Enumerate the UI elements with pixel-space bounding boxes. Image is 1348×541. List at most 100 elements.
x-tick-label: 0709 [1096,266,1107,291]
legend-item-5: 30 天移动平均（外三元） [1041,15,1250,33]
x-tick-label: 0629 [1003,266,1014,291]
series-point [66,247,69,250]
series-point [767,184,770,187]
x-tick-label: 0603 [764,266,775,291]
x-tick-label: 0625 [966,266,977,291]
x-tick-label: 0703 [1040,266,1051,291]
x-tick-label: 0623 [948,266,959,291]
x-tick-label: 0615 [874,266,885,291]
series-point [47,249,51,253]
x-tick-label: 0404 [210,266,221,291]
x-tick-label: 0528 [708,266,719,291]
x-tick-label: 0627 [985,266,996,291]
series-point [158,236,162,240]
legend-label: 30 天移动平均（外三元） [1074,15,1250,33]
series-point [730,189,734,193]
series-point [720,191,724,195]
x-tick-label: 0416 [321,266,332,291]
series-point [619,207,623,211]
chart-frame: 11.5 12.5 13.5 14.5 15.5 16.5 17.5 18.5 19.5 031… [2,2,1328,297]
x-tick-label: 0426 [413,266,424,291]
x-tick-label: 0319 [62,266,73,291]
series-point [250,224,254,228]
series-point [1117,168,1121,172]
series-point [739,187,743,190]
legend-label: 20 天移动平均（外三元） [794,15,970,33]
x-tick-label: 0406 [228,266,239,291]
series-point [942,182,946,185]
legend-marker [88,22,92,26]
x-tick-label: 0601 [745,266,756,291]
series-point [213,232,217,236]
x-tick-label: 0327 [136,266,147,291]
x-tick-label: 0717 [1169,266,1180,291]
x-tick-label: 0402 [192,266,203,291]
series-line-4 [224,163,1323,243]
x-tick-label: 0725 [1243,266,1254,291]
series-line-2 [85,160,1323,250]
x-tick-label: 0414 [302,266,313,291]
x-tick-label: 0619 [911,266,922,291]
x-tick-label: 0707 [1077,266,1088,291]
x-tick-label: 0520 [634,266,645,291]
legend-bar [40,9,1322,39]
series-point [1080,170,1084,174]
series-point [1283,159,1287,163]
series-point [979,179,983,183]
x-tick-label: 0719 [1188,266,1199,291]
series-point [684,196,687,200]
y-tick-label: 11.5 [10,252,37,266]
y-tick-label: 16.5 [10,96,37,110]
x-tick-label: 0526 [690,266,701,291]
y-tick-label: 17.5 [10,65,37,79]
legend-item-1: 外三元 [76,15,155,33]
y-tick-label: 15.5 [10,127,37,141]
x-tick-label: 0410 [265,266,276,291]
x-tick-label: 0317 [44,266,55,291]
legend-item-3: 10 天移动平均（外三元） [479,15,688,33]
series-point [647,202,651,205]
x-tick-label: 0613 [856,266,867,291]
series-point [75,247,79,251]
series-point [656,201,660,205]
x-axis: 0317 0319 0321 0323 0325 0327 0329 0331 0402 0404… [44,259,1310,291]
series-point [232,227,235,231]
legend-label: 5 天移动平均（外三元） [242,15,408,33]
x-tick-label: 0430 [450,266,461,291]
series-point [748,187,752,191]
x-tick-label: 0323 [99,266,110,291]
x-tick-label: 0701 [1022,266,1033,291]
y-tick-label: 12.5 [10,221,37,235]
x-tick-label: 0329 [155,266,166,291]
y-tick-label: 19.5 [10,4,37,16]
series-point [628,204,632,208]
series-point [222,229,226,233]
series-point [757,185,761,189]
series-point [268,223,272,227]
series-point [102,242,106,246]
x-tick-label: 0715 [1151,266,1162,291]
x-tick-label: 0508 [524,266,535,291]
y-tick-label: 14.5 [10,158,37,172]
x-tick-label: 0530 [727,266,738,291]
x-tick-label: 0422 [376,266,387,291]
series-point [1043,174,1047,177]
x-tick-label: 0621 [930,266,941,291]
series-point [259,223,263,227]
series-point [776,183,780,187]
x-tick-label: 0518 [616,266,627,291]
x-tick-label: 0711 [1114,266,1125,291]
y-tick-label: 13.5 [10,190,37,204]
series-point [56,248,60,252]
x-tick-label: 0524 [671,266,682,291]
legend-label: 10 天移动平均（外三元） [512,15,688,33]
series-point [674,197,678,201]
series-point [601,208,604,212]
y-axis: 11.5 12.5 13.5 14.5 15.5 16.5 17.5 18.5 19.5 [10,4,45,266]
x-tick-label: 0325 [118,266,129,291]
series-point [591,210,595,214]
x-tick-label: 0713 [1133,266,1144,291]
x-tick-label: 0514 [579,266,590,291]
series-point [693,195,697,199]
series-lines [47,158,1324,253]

## What the exercise asks
Copy every one of the records above line for line, with no changes.

## Reply
Enumerate the UI elements with pixel-space bounding boxes. Image is 1348×541. List at most 100 elements.
x-tick-label: 0709 [1096,266,1107,291]
legend-item-5: 30 天移动平均（外三元） [1041,15,1250,33]
x-tick-label: 0629 [1003,266,1014,291]
series-point [66,247,69,250]
series-point [767,184,770,187]
x-tick-label: 0603 [764,266,775,291]
x-tick-label: 0625 [966,266,977,291]
x-tick-label: 0703 [1040,266,1051,291]
x-tick-label: 0623 [948,266,959,291]
x-tick-label: 0615 [874,266,885,291]
series-point [47,249,51,253]
x-tick-label: 0404 [210,266,221,291]
x-tick-label: 0528 [708,266,719,291]
x-tick-label: 0627 [985,266,996,291]
series-point [158,236,162,240]
legend-label: 30 天移动平均（外三元） [1074,15,1250,33]
series-point [730,189,734,193]
series-point [720,191,724,195]
x-tick-label: 0416 [321,266,332,291]
series-point [619,207,623,211]
chart-frame: 11.5 12.5 13.5 14.5 15.5 16.5 17.5 18.5 19.5 031… [2,2,1328,297]
x-tick-label: 0426 [413,266,424,291]
x-tick-label: 0319 [62,266,73,291]
series-point [250,224,254,228]
series-point [1117,168,1121,172]
series-point [739,187,743,190]
legend-label: 20 天移动平均（外三元） [794,15,970,33]
x-tick-label: 0406 [228,266,239,291]
series-point [942,182,946,185]
legend-marker [88,22,92,26]
x-tick-label: 0601 [745,266,756,291]
series-point [213,232,217,236]
x-tick-label: 0327 [136,266,147,291]
x-tick-label: 0717 [1169,266,1180,291]
x-tick-label: 0402 [192,266,203,291]
series-line-4 [224,163,1323,243]
x-tick-label: 0725 [1243,266,1254,291]
series-line-2 [85,160,1323,250]
x-tick-label: 0414 [302,266,313,291]
x-tick-label: 0619 [911,266,922,291]
x-tick-label: 0707 [1077,266,1088,291]
x-tick-label: 0520 [634,266,645,291]
legend-bar [40,9,1322,39]
series-point [1080,170,1084,174]
series-point [1283,159,1287,163]
series-point [979,179,983,183]
x-tick-label: 0719 [1188,266,1199,291]
series-point [684,196,687,200]
y-tick-label: 11.5 [10,252,37,266]
y-tick-label: 16.5 [10,96,37,110]
x-tick-label: 0526 [690,266,701,291]
y-tick-label: 17.5 [10,65,37,79]
legend-item-1: 外三元 [76,15,155,33]
y-tick-label: 15.5 [10,127,37,141]
x-tick-label: 0410 [265,266,276,291]
x-tick-label: 0317 [44,266,55,291]
legend-item-3: 10 天移动平均（外三元） [479,15,688,33]
series-point [647,202,651,205]
x-tick-label: 0613 [856,266,867,291]
series-point [75,247,79,251]
series-point [656,201,660,205]
x-axis: 0317 0319 0321 0323 0325 0327 0329 0331 0402 0404… [44,259,1310,291]
series-point [232,227,235,231]
legend-label: 5 天移动平均（外三元） [242,15,408,33]
x-tick-label: 0430 [450,266,461,291]
series-point [748,187,752,191]
x-tick-label: 0323 [99,266,110,291]
x-tick-label: 0701 [1022,266,1033,291]
y-tick-label: 12.5 [10,221,37,235]
x-tick-label: 0329 [155,266,166,291]
y-tick-label: 19.5 [10,4,37,16]
series-point [628,204,632,208]
series-point [222,229,226,233]
series-point [757,185,761,189]
series-point [268,223,272,227]
series-point [102,242,106,246]
x-tick-label: 0715 [1151,266,1162,291]
x-tick-label: 0508 [524,266,535,291]
y-tick-label: 14.5 [10,158,37,172]
x-tick-label: 0530 [727,266,738,291]
x-tick-label: 0422 [376,266,387,291]
series-point [1043,174,1047,177]
x-tick-label: 0621 [930,266,941,291]
series-point [259,223,263,227]
series-point [776,183,780,187]
x-tick-label: 0518 [616,266,627,291]
x-tick-label: 0711 [1114,266,1125,291]
y-tick-label: 13.5 [10,190,37,204]
series-point [56,248,60,252]
x-tick-label: 0524 [671,266,682,291]
legend-label: 10 天移动平均（外三元） [512,15,688,33]
series-point [674,197,678,201]
series-point [601,208,604,212]
y-axis: 11.5 12.5 13.5 14.5 15.5 16.5 17.5 18.5 19.5 [10,4,45,266]
x-tick-label: 0325 [118,266,129,291]
series-point [591,210,595,214]
x-tick-label: 0713 [1133,266,1144,291]
x-tick-label: 0514 [579,266,590,291]
series-point [693,195,697,199]
series-lines [47,158,1324,253]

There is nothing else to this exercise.